Exercise instructions ▸ Write out the listing exactly as it is given.

Entries shown ▸
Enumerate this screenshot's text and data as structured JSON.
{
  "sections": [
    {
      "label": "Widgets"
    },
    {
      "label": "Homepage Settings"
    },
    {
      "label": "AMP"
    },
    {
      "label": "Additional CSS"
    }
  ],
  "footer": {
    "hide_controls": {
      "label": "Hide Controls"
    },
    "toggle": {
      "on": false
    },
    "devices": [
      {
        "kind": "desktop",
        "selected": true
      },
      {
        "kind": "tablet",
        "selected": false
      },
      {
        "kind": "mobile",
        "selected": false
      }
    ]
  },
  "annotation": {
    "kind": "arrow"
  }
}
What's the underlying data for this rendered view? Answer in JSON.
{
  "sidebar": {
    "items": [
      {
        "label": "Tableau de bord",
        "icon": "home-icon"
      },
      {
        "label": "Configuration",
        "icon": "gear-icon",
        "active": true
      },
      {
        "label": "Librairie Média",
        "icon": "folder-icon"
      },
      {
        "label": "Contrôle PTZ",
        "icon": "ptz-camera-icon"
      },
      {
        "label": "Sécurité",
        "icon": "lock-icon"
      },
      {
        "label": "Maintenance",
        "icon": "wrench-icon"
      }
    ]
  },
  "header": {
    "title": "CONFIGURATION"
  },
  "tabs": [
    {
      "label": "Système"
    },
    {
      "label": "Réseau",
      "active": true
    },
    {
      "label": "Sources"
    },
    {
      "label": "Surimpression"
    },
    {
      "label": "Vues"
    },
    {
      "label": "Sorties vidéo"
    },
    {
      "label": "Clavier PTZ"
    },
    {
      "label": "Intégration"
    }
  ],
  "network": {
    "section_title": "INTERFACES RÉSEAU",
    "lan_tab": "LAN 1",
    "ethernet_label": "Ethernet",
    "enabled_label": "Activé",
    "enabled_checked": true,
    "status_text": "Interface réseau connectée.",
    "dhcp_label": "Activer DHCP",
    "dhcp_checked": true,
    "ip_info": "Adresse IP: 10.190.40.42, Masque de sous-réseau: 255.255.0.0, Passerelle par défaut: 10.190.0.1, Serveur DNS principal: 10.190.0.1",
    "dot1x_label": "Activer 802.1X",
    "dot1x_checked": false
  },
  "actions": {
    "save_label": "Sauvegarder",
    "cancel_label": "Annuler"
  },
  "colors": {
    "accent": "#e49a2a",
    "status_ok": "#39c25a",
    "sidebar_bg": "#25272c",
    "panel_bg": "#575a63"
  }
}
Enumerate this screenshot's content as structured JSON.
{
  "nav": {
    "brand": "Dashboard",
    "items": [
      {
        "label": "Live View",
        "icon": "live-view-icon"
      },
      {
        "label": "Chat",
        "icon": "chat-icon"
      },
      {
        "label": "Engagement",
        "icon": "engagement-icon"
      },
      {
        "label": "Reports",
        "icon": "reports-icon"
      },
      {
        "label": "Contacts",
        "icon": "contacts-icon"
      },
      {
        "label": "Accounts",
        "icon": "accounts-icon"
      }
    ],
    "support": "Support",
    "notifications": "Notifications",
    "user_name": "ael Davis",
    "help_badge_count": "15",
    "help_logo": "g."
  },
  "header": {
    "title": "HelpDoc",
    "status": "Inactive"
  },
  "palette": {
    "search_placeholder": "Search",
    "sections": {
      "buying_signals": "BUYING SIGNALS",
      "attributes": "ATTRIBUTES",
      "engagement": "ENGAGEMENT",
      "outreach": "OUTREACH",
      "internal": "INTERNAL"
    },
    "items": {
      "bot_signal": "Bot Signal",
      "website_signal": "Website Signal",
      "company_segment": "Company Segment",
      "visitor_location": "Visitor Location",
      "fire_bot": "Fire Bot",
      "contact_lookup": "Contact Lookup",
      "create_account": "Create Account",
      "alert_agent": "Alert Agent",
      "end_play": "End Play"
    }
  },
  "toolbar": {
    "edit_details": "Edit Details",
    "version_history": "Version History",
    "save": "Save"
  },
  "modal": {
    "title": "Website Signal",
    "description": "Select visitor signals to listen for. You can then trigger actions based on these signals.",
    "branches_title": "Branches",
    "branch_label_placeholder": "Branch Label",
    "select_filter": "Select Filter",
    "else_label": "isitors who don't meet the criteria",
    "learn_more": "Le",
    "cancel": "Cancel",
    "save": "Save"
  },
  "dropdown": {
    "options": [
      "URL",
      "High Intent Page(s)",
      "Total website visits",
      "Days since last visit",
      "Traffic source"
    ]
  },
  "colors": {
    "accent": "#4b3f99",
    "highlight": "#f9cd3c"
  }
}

Output ▸
Enumerate this screenshot's text and data as structured JSON.
{
  "sections": [
    {
      "label": "Widgets"
    },
    {
      "label": "Homepage Settings"
    },
    {
      "label": "AMP"
    },
    {
      "label": "Additional CSS"
    }
  ],
  "footer": {
    "hide_controls": {
      "label": "Hide Controls"
    },
    "toggle": {
      "on": false
    },
    "devices": [
      {
        "kind": "desktop",
        "selected": true
      },
      {
        "kind": "tablet",
        "selected": false
      },
      {
        "kind": "mobile",
        "selected": false
      }
    ]
  },
  "annotation": {
    "kind": "arrow"
  }
}
What's the underlying data for this rendered view? Answer in JSON.
{
  "sidebar": {
    "items": [
      {
        "label": "Tableau de bord",
        "icon": "home-icon"
      },
      {
        "label": "Configuration",
        "icon": "gear-icon",
        "active": true
      },
      {
        "label": "Librairie Média",
        "icon": "folder-icon"
      },
      {
        "label": "Contrôle PTZ",
        "icon": "ptz-camera-icon"
      },
      {
        "label": "Sécurité",
        "icon": "lock-icon"
      },
      {
        "label": "Maintenance",
        "icon": "wrench-icon"
      }
    ]
  },
  "header": {
    "title": "CONFIGURATION"
  },
  "tabs": [
    {
      "label": "Système"
    },
    {
      "label": "Réseau",
      "active": true
    },
    {
      "label": "Sources"
    },
    {
      "label": "Surimpression"
    },
    {
      "label": "Vues"
    },
    {
      "label": "Sorties vidéo"
    },
    {
      "label": "Clavier PTZ"
    },
    {
      "label": "Intégration"
    }
  ],
  "network": {
    "section_title": "INTERFACES RÉSEAU",
    "lan_tab": "LAN 1",
    "ethernet_label": "Ethernet",
    "enabled_label": "Activé",
    "enabled_checked": true,
    "status_text": "Interface réseau connectée.",
    "dhcp_label": "Activer DHCP",
    "dhcp_checked": true,
    "ip_info": "Adresse IP: 10.190.40.42, Masque de sous-réseau: 255.255.0.0, Passerelle par défaut: 10.190.0.1, Serveur DNS principal: 10.190.0.1",
    "dot1x_label": "Activer 802.1X",
    "dot1x_checked": false
  },
  "actions": {
    "save_label": "Sauvegarder",
    "cancel_label": "Annuler"
  },
  "colors": {
    "accent": "#e49a2a",
    "status_ok": "#39c25a",
    "sidebar_bg": "#25272c",
    "panel_bg": "#575a63"
  }
}
Enumerate this screenshot's content as structured JSON.
{
  "nav": {
    "brand": "Dashboard",
    "items": [
      {
        "label": "Live View",
        "icon": "live-view-icon"
      },
      {
        "label": "Chat",
        "icon": "chat-icon"
      },
      {
        "label": "Engagement",
        "icon": "engagement-icon"
      },
      {
        "label": "Reports",
        "icon": "reports-icon"
      },
      {
        "label": "Contacts",
        "icon": "contacts-icon"
      },
      {
        "label": "Accounts",
        "icon": "accounts-icon"
      }
    ],
    "support": "Support",
    "notifications": "Notifications",
    "user_name": "ael Davis",
    "help_badge_count": "15",
    "help_logo": "g."
  },
  "header": {
    "title": "HelpDoc",
    "status": "Inactive"
  },
  "palette": {
    "search_placeholder": "Search",
    "sections": {
      "buying_signals": "BUYING SIGNALS",
      "attributes": "ATTRIBUTES",
      "engagement": "ENGAGEMENT",
      "outreach": "OUTREACH",
      "internal": "INTERNAL"
    },
    "items": {
      "bot_signal": "Bot Signal",
      "website_signal": "Website Signal",
      "company_segment": "Company Segment",
      "visitor_location": "Visitor Location",
      "fire_bot": "Fire Bot",
      "contact_lookup": "Contact Lookup",
      "create_account": "Create Account",
      "alert_agent": "Alert Agent",
      "end_play": "End Play"
    }
  },
  "toolbar": {
    "edit_details": "Edit Details",
    "version_history": "Version History",
    "save": "Save"
  },
  "modal": {
    "title": "Website Signal",
    "description": "Select visitor signals to listen for. You can then trigger actions based on these signals.",
    "branches_title": "Branches",
    "branch_label_placeholder": "Branch Label",
    "select_filter": "Select Filter",
    "else_label": "isitors who don't meet the criteria",
    "learn_more": "Le",
    "cancel": "Cancel",
    "save": "Save"
  },
  "dropdown": {
    "options": [
      "URL",
      "High Intent Page(s)",
      "Total website visits",
      "Days since last visit",
      "Traffic source"
    ]
  },
  "colors": {
    "accent": "#4b3f99",
    "highlight": "#f9cd3c"
  }
}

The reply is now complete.